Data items

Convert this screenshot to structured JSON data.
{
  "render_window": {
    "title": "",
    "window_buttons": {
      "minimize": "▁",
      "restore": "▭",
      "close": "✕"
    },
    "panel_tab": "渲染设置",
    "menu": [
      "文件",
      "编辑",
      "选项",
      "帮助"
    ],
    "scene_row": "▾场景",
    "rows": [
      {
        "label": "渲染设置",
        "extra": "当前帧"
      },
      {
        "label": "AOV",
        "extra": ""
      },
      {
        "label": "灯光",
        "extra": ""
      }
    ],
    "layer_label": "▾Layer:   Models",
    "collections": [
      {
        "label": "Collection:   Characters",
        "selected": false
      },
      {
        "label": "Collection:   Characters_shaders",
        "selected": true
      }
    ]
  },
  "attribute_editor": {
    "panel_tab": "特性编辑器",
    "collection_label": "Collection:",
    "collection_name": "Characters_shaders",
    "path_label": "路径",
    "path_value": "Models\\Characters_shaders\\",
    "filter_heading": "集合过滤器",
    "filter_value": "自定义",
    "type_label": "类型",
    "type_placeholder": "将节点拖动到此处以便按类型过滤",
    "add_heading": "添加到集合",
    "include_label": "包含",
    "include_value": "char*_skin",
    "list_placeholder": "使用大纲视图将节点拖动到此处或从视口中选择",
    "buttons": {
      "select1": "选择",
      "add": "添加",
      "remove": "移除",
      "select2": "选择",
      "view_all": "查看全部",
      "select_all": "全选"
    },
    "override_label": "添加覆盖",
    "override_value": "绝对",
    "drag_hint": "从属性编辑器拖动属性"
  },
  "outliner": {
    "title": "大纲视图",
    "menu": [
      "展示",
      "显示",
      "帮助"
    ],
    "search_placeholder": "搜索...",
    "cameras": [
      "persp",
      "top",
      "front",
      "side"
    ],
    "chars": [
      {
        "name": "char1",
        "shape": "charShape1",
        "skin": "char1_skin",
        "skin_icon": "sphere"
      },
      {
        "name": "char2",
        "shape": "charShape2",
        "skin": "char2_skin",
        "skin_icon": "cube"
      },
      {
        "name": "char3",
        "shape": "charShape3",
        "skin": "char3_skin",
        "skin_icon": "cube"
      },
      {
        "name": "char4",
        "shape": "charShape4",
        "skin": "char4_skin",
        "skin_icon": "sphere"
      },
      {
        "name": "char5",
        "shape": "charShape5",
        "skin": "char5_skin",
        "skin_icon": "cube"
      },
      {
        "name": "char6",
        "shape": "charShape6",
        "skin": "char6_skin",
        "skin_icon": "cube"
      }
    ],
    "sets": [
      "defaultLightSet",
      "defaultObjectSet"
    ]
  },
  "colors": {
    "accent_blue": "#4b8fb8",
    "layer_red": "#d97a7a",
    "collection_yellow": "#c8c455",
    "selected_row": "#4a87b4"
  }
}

* Written task
Every entry in the listing must be retyped exactly.

* Answer to the exercise
Convert this screenshot to structured JSON data.
{
  "render_window": {
    "title": "",
    "window_buttons": {
      "minimize": "▁",
      "restore": "▭",
      "close": "✕"
    },
    "panel_tab": "渲染设置",
    "menu": [
      "文件",
      "编辑",
      "选项",
      "帮助"
    ],
    "scene_row": "▾场景",
    "rows": [
      {
        "label": "渲染设置",
        "extra": "当前帧"
      },
      {
        "label": "AOV",
        "extra": ""
      },
      {
        "label": "灯光",
        "extra": ""
      }
    ],
    "layer_label": "▾Layer:   Models",
    "collections": [
      {
        "label": "Collection:   Characters",
        "selected": false
      },
      {
        "label": "Collection:   Characters_shaders",
        "selected": true
      }
    ]
  },
  "attribute_editor": {
    "panel_tab": "特性编辑器",
    "collection_label": "Collection:",
    "collection_name": "Characters_shaders",
    "path_label": "路径",
    "path_value": "Models\\Characters_shaders\\",
    "filter_heading": "集合过滤器",
    "filter_value": "自定义",
    "type_label": "类型",
    "type_placeholder": "将节点拖动到此处以便按类型过滤",
    "add_heading": "添加到集合",
    "include_label": "包含",
    "include_value": "char*_skin",
    "list_placeholder": "使用大纲视图将节点拖动到此处或从视口中选择",
    "buttons": {
      "select1": "选择",
      "add": "添加",
      "remove": "移除",
      "select2": "选择",
      "view_all": "查看全部",
      "select_all": "全选"
    },
    "override_label": "添加覆盖",
    "override_value": "绝对",
    "drag_hint": "从属性编辑器拖动属性"
  },
  "outliner": {
    "title": "大纲视图",
    "menu": [
      "展示",
      "显示",
      "帮助"
    ],
    "search_placeholder": "搜索...",
    "cameras": [
      "persp",
      "top",
      "front",
      "side"
    ],
    "chars": [
      {
        "name": "char1",
        "shape": "charShape1",
        "skin": "char1_skin",
        "skin_icon": "sphere"
      },
      {
        "name": "char2",
        "shape": "charShape2",
        "skin": "char2_skin",
        "skin_icon": "cube"
      },
      {
        "name": "char3",
        "shape": "charShape3",
        "skin": "char3_skin",
        "skin_icon": "cube"
      },
      {
        "name": "char4",
        "shape": "charShape4",
        "skin": "char4_skin",
        "skin_icon": "sphere"
      },
      {
        "name": "char5",
        "shape": "charShape5",
        "skin": "char5_skin",
        "skin_icon": "cube"
      },
      {
        "name": "char6",
        "shape": "charShape6",
        "skin": "char6_skin",
        "skin_icon": "cube"
      }
    ],
    "sets": [
      "defaultLightSet",
      "defaultObjectSet"
    ]
  },
  "colors": {
    "accent_blue": "#4b8fb8",
    "layer_red": "#d97a7a",
    "collection_yellow": "#c8c455",
    "selected_row": "#4a87b4"
  }
}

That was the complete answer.